⟨
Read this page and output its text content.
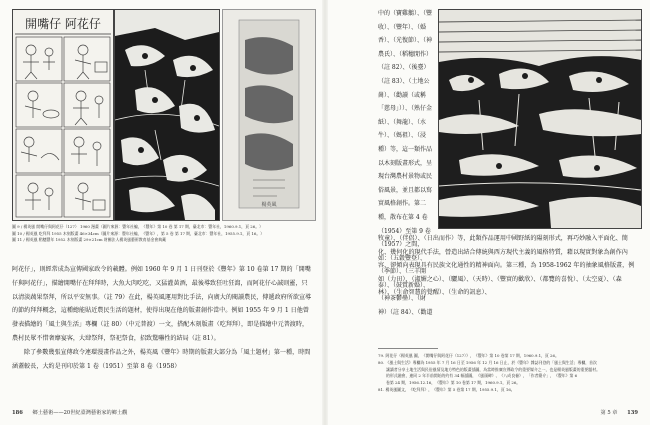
開嘴仔 阿花仔
楊英風
圖 9 / 楊英風 開嘴仔與阿花仔（127） 1960 漫畫（圖片來源：豐年社編，《豐年》第 10 卷 第 17 期，臺北市：豐年社，1960.9.1，頁 26。）
圖 10 / 楊英風 吃拜拜 1955 木刻版畫 46×34cm（圖片來源：豐年社編，《豐年》，第 5 卷 第 17 期，臺北市：豐年社，1955.9.1，頁 16。）
圖 11 / 楊英風 稻穗豐年 1952 木刻版畫 29×21cm 財團法人楊英風藝術教育基金會典藏

阿花仔」，則經常成為宣傳國家政令的載體。例如 1960 年 9 月 1 日刊登於《豐年》第 10 卷第 17 期的「開嘴仔與阿花仔」，描繪開嘴仔在拜拜時，大魚大肉吃吃，又猛灌黃酒，最後導致狂吐狂瀉，而阿花仔心誠則靈，只以清淡蔬果祭拜，所以平安無事。（註 79）在此，楊英風運用對比手法，向廣大的閱讀農民，傳遞政府所欲宣導的節約拜拜概念，這種總能貼近農民生活的題材，使得出現在他的版畫創作當中。例如 1955 年 9 月 1 日他曾發表描繪的「風土與生活」專欄（註 80）（中元普渡）一文，搭配木刻版畫（吃拜拜），即是描繪中元普渡時，農村民眾不惜奢靡宴客，大肆祭拜，祭祀祭食，招致驚嚇性的結局（註 81）。

除了參數幾張宣傳政令連環漫畫作品之外，楊英風《豐年》時期的版畫大部分為「風土題材」第一種，時間涵蓋較長，大約是刊印於第 1 卷（1951）至第 8 卷（1958）

186 鄉土藝術——20世紀臺灣藝術家的鄉土觀

中的（寶雞鵝）、（豐收）、（豐年）、（婚香）、（光復節）、（神農氏）、（稻穗閒作）（註 82）、（後臺）（註 83）、（土地公崗）、（勸讀（或稱「慈母」））、（熟仔金紙）、（舞龍）、（水牛）、（媽祖）、（浸種）等，這一類作品以木刻版畫形式，呈現台灣農村景物或民俗風景，並且都以寫實風格創作。第二種，散布在第 4 卷（1954）至第 9 卷（1957）之間，如：（五穀豐登）、（季節）、（三羊開泰）、（鼓賞新婚）、（神茶鬱壘）、（財神）（註 84）、（勸道

牧童）、（伴侶）、（日出而作）等，此類作品運用中國野紙的陽刻形式，再巧妙融入平面化、簡化、幾何化的現代手法，營造出結合傳統與西方現代主義的風格特質，藉以現實對象為創作內容，卻傾向表現具有民族文化通性的精神面向。第三種，為 1958-1962 年的抽象風格版畫，例如（力田）、（淑媚之心）、（驪風）、（天時）、（豐實的歡欣）、（都覽的喜悅）、（太空夏）、（森林）、（生命智慧的覺醒）、（生命的訊息）、

79. 阿花仔（楊英風 圖，《開嘴仔與阿花仔（127）》，《豐年》第 10 卷第 17 期，1960.9.1，頁 26。
80. 《風土與生活》專欄為 1955 年 7 月 16 日至 1956 年 12 月 16 日止，於《豐年》雜誌刊登的「風土與生活」專欄，首次
讓讀者分享土地生活與民俗風情及地方特色的版畫插圖，為當時推廣宣傳政令的重要媒介之一，也是楊英風版畫的重要題材。
的形式融會，連同 2 年半前開始的約有 34 幅插圖，《風頭碑》、《八成良養》，「作者簡介」，《豐年》第 6
卷第 24 期，1956.12.16，《豐年》第 10 卷第 17 期，1960.9.1，頁 26。
81. 楊英風圖文，《吃拜拜》，《豐年》第 5 卷第 17 期，1955.9.1，頁 16。
第 5 章 139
⟩
**WHAT YOU WILL DO:** Write out all the entries word for word, but skip any images.

**WRITTEN ANSWER:**
Read this page and output its text content.
開嘴仔 阿花仔
楊英風
圖 9 / 楊英風 開嘴仔與阿花仔（127） 1960 漫畫（圖片來源：豐年社編，《豐年》第 10 卷 第 17 期，臺北市：豐年社，1960.9.1，頁 26。）
圖 10 / 楊英風 吃拜拜 1955 木刻版畫 46×34cm（圖片來源：豐年社編，《豐年》，第 5 卷 第 17 期，臺北市：豐年社，1955.9.1，頁 16。）
圖 11 / 楊英風 稻穗豐年 1952 木刻版畫 29×21cm 財團法人楊英風藝術教育基金會典藏

阿花仔」，則經常成為宣傳國家政令的載體。例如 1960 年 9 月 1 日刊登於《豐年》第 10 卷第 17 期的「開嘴仔與阿花仔」，描繪開嘴仔在拜拜時，大魚大肉吃吃，又猛灌黃酒，最後導致狂吐狂瀉，而阿花仔心誠則靈，只以清淡蔬果祭拜，所以平安無事。（註 79）在此，楊英風運用對比手法，向廣大的閱讀農民，傳遞政府所欲宣導的節約拜拜概念，這種總能貼近農民生活的題材，使得出現在他的版畫創作當中。例如 1955 年 9 月 1 日他曾發表描繪的「風土與生活」專欄（註 80）（中元普渡）一文，搭配木刻版畫（吃拜拜），即是描繪中元普渡時，農村民眾不惜奢靡宴客，大肆祭拜，祭祀祭食，招致驚嚇性的結局（註 81）。

除了參數幾張宣傳政令連環漫畫作品之外，楊英風《豐年》時期的版畫大部分為「風土題材」第一種，時間涵蓋較長，大約是刊印於第 1 卷（1951）至第 8 卷（1958）

186 鄉土藝術——20世紀臺灣藝術家的鄉土觀

中的（寶雞鵝）、（豐收）、（豐年）、（婚香）、（光復節）、（神農氏）、（稻穗閒作）（註 82）、（後臺）（註 83）、（土地公崗）、（勸讀（或稱「慈母」））、（熟仔金紙）、（舞龍）、（水牛）、（媽祖）、（浸種）等，這一類作品以木刻版畫形式，呈現台灣農村景物或民俗風景，並且都以寫實風格創作。第二種，散布在第 4 卷（1954）至第 9 卷（1957）之間，如：（五穀豐登）、（季節）、（三羊開泰）、（鼓賞新婚）、（神茶鬱壘）、（財神）（註 84）、（勸道

牧童）、（伴侶）、（日出而作）等，此類作品運用中國野紙的陽刻形式，再巧妙融入平面化、簡化、幾何化的現代手法，營造出結合傳統與西方現代主義的風格特質，藉以現實對象為創作內容，卻傾向表現具有民族文化通性的精神面向。第三種，為 1958-1962 年的抽象風格版畫，例如（力田）、（淑媚之心）、（驪風）、（天時）、（豐實的歡欣）、（都覽的喜悅）、（太空夏）、（森林）、（生命智慧的覺醒）、（生命的訊息）、

79. 阿花仔（楊英風 圖，《開嘴仔與阿花仔（127）》，《豐年》第 10 卷第 17 期，1960.9.1，頁 26。
80. 《風土與生活》專欄為 1955 年 7 月 16 日至 1956 年 12 月 16 日止，於《豐年》雜誌刊登的「風土與生活」專欄，首次
讓讀者分享土地生活與民俗風情及地方特色的版畫插圖，為當時推廣宣傳政令的重要媒介之一，也是楊英風版畫的重要題材。
的形式融會，連同 2 年半前開始的約有 34 幅插圖，《風頭碑》、《八成良養》，「作者簡介」，《豐年》第 6
卷第 24 期，1956.12.16，《豐年》第 10 卷第 17 期，1960.9.1，頁 26。
81. 楊英風圖文，《吃拜拜》，《豐年》第 5 卷第 17 期，1955.9.1，頁 16。
第 5 章 139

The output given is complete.